C# Remove special characters

2019-03-18 04:48发布

问题:

I want to remove all special characters from a string. Allowed characters are A-Z (uppercase or lowercase), numbers (0-9), underscore (_), white space ( ), pecentage(%) or the dot sign (.).

I have tried this:

        StringBuilder sb = new StringBuilder();
        foreach (char c in input)
        {
            if ((c >= '0' && c <= '9') || (c >= 'A' && c <= 'Z') || (c >= 'a' && c <= 'z') | c == '.' || c == '_' || c == ' ' || c == '%')
            { sb.Append(c); }
        }
        return sb.ToString();

And this:

        Regex r = new Regex("(?:[^a-z0-9% ]|(?<=['\"])s)", RegexOptions.IgnoreCase | RegexOptions.CultureInvariant | RegexOptions.Compiled); 
        return r.Replace(input, String.Empty); 

But nothing seems to be working. Any help will be appreciated.

Thank you!

回答1:

You can simplify the first method to

StringBuilder sb = new StringBuilder();
foreach (char c in input)
{
    if (Char.IsLetterOrDigit(c) || c == '.' || c == '_' || c == ' ' || c == '%')
    { sb.Append(c); }
}
return sb.ToString();

which seems to pass simple tests. You can shorten it using LINQ

return new string(
    input.Where(
        c => Char.IsLetterOrDigit(c) || 
            c == '.' || c == '_' || c == ' ' || c == '%')
    .ToArray());


回答2:

Regex.Replace(input, "[^a-zA-Z0-9% ._]", string.Empty)


回答3:

The first approach seems correct, except that you have a | (bitwise OR) instead of a || before c == '.'.

By the way, you should state what doesn't work (doesn't it compile, or does it crash, or does it produce wrong output?)



回答4:

StringBuilder sb = new StringBuilder();
foreach (char c in input)
{
    if (char.IsLetterOrDigit(c) || "_ %.".Contains(c.ToString()))
        sb.Append(c);
}
return sb.ToString();


回答5:

This is how my version might look.

StringBuilder sb = new StringBuilder();
foreach (char c in input)
{
    if (Char.IsLetterOrDigit(c) ||
        c == '.' || c == '_' || c == ' ' || c == '%')
        sb.Append(c);
    }
}
return sb.ToString();


回答6:

Cast each char to an int, then compare its ascii code to the ascii table, which you can find all over the internet: http://www.asciitable.com/

    {
        char[] input = txtInput.Text.ToCharArray();
        StringBuilder sbResult = new StringBuilder();

        foreach (char c in input)
        {
            int asciiCode = (int)c;
            if (
                //Space
                asciiCode == 32
                ||
                // Period (.)
                asciiCode == 46
                ||
                // Percentage Sign (%)
                asciiCode == 37
                ||
                // Underscore
                asciiCode == 95
                ||
                ( //0-9, 
                    asciiCode >= 48
                    && asciiCode <= 57
                )
                ||
                ( //A-Z
                    asciiCode >= 65
                    && asciiCode <= 90
                )
                ||
                ( //a-z
                    asciiCode >= 97
                    && asciiCode <= 122
                )
            )
            {
                sbResult.Append(c);
            }
        }

        txtResult.Text = sbResult.ToString();
    }


回答7:

private string RemoveReservedCharacters(string strValue)
{
    char[] ReservedChars = {'/', ':','*','?','"', '<', '>', '|'};

    foreach (char strChar in ReservedChars)
    {
        strValue = strValue.Replace(strChar.ToString(), "");
    }
    return strValue;
}

□ □ □ □

From the C# thread on removing special characters, list each character that the last answer places in its ReservedChars array.

□ □ □ □

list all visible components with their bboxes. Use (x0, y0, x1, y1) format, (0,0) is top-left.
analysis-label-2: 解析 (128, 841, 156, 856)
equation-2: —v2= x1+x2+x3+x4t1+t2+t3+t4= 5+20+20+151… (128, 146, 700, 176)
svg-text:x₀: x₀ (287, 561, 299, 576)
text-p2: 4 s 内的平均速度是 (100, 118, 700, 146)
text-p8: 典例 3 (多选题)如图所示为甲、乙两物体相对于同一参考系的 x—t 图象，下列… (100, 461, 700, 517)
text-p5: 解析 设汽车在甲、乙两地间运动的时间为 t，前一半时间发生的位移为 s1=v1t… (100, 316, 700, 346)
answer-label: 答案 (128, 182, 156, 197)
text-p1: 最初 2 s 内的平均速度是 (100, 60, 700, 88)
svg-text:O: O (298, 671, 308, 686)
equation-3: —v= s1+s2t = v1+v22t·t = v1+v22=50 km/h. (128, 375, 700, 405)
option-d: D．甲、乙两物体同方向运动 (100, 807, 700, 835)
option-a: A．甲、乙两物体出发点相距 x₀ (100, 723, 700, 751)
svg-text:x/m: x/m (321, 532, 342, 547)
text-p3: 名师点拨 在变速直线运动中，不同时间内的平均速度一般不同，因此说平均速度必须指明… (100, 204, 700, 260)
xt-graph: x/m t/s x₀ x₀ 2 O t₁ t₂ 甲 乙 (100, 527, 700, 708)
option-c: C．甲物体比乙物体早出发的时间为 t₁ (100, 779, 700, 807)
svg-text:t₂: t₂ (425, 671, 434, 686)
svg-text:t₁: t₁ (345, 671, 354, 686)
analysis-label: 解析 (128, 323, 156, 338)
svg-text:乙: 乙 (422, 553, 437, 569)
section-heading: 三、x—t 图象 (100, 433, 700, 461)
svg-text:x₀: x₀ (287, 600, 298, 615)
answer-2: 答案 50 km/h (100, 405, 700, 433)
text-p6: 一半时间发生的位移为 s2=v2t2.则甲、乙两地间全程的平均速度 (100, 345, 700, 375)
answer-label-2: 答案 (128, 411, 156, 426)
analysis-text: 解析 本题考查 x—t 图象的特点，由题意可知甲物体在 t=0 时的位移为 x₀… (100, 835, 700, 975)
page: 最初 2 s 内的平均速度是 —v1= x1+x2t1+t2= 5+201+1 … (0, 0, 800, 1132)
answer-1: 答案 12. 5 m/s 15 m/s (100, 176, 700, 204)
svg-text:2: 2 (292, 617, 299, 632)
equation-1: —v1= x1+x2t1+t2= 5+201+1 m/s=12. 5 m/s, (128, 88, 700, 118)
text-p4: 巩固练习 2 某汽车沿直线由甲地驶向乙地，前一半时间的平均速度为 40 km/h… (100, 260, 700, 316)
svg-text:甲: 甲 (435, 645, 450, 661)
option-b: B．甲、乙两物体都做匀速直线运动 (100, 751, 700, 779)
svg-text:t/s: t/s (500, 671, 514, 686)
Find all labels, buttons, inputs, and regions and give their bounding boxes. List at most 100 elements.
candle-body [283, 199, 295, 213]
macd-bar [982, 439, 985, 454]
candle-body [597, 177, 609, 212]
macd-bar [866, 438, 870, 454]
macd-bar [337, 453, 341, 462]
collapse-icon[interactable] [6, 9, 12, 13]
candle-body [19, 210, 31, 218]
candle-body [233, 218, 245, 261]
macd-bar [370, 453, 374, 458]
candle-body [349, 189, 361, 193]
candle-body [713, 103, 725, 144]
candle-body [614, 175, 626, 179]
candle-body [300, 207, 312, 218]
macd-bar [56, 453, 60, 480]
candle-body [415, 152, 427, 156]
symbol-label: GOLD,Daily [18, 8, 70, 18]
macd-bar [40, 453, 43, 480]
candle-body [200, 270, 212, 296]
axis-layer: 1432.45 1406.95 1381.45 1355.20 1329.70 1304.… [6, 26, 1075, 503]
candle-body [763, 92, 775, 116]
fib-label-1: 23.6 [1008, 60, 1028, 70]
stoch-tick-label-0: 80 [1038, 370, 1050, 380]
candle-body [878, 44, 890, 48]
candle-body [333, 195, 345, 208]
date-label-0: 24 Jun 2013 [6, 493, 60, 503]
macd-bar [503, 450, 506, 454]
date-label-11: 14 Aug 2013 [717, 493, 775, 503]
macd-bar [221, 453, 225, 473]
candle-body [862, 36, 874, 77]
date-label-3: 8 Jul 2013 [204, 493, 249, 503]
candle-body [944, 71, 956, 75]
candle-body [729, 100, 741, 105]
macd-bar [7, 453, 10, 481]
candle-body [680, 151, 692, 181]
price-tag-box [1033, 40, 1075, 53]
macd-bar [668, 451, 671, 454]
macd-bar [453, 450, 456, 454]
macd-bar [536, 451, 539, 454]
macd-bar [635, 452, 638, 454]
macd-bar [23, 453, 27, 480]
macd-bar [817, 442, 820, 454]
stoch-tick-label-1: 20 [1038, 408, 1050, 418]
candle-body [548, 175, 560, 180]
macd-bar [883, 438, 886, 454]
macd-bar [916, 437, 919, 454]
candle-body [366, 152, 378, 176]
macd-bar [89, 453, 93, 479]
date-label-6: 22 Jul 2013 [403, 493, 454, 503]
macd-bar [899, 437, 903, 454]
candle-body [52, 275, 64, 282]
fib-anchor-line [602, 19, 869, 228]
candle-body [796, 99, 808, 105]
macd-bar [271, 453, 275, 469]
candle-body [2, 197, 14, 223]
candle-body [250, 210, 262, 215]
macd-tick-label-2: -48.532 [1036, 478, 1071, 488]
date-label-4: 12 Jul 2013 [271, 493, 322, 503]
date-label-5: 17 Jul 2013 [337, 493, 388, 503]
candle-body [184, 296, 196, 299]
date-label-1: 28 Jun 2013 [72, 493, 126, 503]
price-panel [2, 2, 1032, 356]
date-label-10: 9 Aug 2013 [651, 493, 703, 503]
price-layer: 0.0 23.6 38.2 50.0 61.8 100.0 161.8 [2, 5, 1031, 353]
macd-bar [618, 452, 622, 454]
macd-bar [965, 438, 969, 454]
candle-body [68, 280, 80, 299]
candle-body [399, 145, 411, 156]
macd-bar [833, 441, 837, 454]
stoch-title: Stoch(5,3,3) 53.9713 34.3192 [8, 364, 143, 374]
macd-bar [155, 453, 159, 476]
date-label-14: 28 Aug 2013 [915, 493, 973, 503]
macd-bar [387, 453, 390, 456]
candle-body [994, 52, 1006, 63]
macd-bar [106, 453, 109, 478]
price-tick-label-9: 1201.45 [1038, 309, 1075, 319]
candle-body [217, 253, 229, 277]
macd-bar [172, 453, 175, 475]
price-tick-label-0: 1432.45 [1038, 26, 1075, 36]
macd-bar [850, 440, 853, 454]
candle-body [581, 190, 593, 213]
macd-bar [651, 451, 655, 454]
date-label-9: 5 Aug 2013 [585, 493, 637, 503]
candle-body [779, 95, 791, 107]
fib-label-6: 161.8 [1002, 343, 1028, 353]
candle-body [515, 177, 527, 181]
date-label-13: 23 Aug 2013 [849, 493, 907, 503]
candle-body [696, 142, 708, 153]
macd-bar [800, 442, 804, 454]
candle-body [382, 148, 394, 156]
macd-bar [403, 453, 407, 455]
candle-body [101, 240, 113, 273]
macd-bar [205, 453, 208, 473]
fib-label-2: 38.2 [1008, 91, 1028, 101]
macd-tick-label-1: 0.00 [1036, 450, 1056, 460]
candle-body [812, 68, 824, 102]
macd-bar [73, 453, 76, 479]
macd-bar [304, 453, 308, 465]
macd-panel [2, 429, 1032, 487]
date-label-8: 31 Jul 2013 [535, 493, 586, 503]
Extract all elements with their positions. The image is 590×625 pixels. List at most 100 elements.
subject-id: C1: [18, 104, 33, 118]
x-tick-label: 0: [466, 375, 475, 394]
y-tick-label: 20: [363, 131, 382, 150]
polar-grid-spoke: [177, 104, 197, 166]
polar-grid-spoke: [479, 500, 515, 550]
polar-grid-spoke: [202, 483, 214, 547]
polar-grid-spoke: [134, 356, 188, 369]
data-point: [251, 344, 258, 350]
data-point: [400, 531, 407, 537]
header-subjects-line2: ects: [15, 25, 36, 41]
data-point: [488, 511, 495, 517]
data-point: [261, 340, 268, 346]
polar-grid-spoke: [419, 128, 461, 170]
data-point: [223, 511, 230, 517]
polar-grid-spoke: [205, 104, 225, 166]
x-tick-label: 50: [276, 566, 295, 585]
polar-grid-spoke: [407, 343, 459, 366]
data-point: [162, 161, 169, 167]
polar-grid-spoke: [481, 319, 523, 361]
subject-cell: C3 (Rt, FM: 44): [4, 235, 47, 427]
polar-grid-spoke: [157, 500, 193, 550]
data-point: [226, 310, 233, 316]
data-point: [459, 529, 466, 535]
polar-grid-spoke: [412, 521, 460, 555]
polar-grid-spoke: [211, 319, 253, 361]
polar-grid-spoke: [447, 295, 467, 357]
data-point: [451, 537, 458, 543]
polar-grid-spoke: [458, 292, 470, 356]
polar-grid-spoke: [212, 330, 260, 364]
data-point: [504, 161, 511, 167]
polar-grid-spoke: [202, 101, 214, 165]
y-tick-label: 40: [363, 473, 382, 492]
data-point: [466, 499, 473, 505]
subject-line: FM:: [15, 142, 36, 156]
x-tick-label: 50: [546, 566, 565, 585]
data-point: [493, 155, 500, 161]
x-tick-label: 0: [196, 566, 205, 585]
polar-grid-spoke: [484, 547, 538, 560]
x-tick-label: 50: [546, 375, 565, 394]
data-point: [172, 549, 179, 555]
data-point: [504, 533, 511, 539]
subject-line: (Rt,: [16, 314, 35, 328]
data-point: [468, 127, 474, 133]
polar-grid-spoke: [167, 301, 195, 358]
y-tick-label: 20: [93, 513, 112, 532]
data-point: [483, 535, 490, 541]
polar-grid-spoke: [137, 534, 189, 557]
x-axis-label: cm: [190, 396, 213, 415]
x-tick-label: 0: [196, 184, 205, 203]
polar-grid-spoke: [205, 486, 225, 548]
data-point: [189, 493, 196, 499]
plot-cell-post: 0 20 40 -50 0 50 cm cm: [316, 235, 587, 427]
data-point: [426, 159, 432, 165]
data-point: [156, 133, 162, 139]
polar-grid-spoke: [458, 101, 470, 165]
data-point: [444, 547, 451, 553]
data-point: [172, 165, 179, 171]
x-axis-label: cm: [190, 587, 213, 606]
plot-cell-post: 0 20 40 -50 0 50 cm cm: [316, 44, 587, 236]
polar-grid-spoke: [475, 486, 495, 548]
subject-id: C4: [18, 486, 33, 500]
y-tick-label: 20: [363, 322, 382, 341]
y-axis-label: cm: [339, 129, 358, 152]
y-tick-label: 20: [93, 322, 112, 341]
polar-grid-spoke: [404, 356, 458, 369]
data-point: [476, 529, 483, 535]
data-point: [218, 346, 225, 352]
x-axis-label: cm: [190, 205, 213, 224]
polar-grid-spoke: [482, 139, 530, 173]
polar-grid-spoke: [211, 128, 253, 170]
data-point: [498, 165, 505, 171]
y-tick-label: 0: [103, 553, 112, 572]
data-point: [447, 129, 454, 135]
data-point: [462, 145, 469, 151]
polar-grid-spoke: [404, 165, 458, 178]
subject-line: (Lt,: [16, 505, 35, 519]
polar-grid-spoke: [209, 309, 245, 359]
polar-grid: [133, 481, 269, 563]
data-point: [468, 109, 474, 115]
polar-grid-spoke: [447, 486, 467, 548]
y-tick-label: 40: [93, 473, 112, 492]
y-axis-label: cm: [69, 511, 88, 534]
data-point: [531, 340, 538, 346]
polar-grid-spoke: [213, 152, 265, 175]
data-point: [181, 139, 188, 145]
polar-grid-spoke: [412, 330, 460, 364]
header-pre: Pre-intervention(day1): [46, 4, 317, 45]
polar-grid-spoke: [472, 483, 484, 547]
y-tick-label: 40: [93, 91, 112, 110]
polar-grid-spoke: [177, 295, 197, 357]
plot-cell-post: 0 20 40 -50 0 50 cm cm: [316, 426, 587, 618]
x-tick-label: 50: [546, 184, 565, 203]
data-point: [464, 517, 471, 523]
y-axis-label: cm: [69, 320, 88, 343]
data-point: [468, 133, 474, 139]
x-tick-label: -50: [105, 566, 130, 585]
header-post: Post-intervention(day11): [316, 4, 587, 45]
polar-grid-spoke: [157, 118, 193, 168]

□ □ □ □

→ **TASK RESULT**
/ (slash), : (colon), * (asterisk), ? (question mark), " (double quotation mark), < (less-than sign), > (greater-than sign), | (vertical bar)